:: Texto proporcionado ::

Por ello, si había sonidos más agradables también podría haber lenguas mejores que otras. Antes del siglo XIX esta hipótesis era la más usual. “Si comparamos una pronunciación con otra, pues siempre va a salir ganadora la más bella”, decían.
Pero esta hipótesis, además de ser tautológica –porque, ¿qué es lo inherentemente bello?, ¿por qué lo bello es bello?–, es anacrónica, ya que no hay nada que sea “por naturaleza bello” y en los últimos estudios se ha visto cómo nuestra percepción de lo bello es siempre cultural y aprendida.
Peter Trudgill, Nancy Niedzielski y Howard Giles, como muchos otros lingüistas, sostienen “la hipótesis de la connotación social” en la que se ve con claridad que las connotaciones de una lengua, dialecto o forma de hablar, están íntimamente ligadas a las cualidades percibidas por el grupo social que las habla, ya sea porque es más poderoso, más rico, más prestigiado o cosas por el estilo.
En este sentido, ninguna lengua –ni el italiano, ni el francés, ni el inglés británico–, es inherentemente mejor o más bonita que otra, simplemente está mejor ranqueada por su cultura, su prestigio, sus hablantes connotados, sus obras de arte, su historia, etcétera, etcétera, etcétera. Además, estos juicios varían de una cultura a otra. A los hablantes de chino, por ejemplo, el japonés les suena mejor que el ruso. Y para los hablantes de ruso habrá siempre más afinidad con las lenguas eslavas que con otro tipo de lenguas.
Por otro lado, también la discriminación está íntimamente relacionada con “el gusto”: no puede gustarme lo que denigro. Recordemos, en este sentido, la España de Franco, donde hablar cualquier lengua que no fuera “el castellano” era considerado sinónimo de anarquía, izquierdismo, rojez y hasta vulgaridad.

:::
:: Datos extraídos ::

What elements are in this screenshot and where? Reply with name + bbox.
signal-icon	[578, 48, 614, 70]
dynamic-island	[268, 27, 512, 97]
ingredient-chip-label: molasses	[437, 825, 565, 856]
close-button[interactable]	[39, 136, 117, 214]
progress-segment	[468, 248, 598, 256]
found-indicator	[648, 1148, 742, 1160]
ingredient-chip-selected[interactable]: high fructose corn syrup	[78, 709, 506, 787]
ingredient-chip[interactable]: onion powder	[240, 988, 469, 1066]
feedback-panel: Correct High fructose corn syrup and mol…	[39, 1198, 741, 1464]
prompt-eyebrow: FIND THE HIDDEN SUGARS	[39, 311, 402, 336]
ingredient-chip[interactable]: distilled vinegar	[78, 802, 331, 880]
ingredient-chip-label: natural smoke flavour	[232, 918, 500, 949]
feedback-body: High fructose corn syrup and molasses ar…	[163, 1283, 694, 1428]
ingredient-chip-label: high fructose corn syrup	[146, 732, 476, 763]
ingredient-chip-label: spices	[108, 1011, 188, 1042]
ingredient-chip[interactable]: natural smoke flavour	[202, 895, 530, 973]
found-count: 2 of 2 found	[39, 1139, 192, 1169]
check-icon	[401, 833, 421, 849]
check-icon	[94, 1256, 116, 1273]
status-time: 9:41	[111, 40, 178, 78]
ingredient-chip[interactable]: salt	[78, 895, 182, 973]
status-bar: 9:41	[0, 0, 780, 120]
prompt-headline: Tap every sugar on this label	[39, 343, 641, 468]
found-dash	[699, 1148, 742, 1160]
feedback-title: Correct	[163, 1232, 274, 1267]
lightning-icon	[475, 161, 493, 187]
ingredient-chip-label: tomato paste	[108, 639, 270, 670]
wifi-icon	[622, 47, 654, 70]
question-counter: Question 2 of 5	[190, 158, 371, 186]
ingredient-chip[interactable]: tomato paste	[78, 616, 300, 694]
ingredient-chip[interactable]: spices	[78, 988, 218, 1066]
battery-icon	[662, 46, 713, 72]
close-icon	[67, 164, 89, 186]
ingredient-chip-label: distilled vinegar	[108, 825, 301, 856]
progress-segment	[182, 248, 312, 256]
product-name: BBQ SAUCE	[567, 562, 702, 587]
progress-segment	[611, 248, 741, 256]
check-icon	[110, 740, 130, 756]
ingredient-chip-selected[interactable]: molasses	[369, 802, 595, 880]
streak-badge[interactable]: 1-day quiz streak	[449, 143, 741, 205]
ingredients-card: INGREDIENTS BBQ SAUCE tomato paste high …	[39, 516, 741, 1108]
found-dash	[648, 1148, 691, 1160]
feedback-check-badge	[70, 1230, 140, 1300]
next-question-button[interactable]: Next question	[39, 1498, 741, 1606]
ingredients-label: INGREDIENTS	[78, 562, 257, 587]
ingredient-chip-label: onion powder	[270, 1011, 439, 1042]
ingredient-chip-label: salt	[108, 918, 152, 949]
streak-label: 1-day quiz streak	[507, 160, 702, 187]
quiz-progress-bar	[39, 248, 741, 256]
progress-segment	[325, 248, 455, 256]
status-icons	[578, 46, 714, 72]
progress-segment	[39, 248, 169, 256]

:::

◆ **Tareas por realizar**:
[a] Conteste estas preguntas a partir del texto sobre la belleza de las lenguas:
(i) ¿Antes de qué siglo era la más usual la hipótesis de que podría haber lenguas mejores que otras?
(ii) ¿Qué hipótesis sostienen Peter Trudgill, Nancy Niedzielski y Howard Giles?
(iii) ¿Qué lengua les suena mejor que el ruso a los hablantes de chino?
[b] Escriba la continuación del texto sobre la belleza de las lenguas a partir de su última oración.
Las filas constituyen un material independiente del texto.

◆ **Respuestas por tarea**:
[a]
(i) Antes del siglo XIX.
(ii) La hipótesis de la connotación social.
(iii) El japonés.

[b]
La reacción, hoy en día –sobre todo de los catalanes–, es usar la lengua el mayor número de veces posible, usar su lengua como medio de distinción, para diferenciarse, para enarbolar su bandera, para resarcirse.
AL RUIDO DE LA LENGUA HAY QUE APRENDER A QUERERLO
Podemos ver, entonces, cómo las cuestiones políticas, sociales y hasta económicas se entrelazan de forma íntima con las lingüísticas. Y esto varía de acuerdo con la época y el lugar.
Aún hoy, el francés, para muchos, “suena” elegante, sofisticado, romántico, culto. Lo mismo podría decirse del italiano, que a muchos les suena romántico y alegre. Estos idiomas conjuran en sus oyentes, más que en sus hablantes, emociones muy positivas y quizá les despierten atracción y ganas de seguirlos oyendo. No pasa lo mismo con el alemán, el árabe y el chino, que, al contrario, se consideran rudos, fuertes, estridentes y hasta gangosos.
Esta percepción cambia con el tiempo. Los idiomas también se ponen de moda. Por ejemplo, Mark Twain, quien era hablante de inglés y escribió antes de la II Guerra Mundial, decía que era imposible transmitir rabia o agresión en alemán, ya que era la lengua de Goethe, Heine y Rilke. La impresión general del alemán es muy distinta hoy en día, época en que se le ve como un idioma agresivo, aunque la lengua siga siendo prácticamente la misma.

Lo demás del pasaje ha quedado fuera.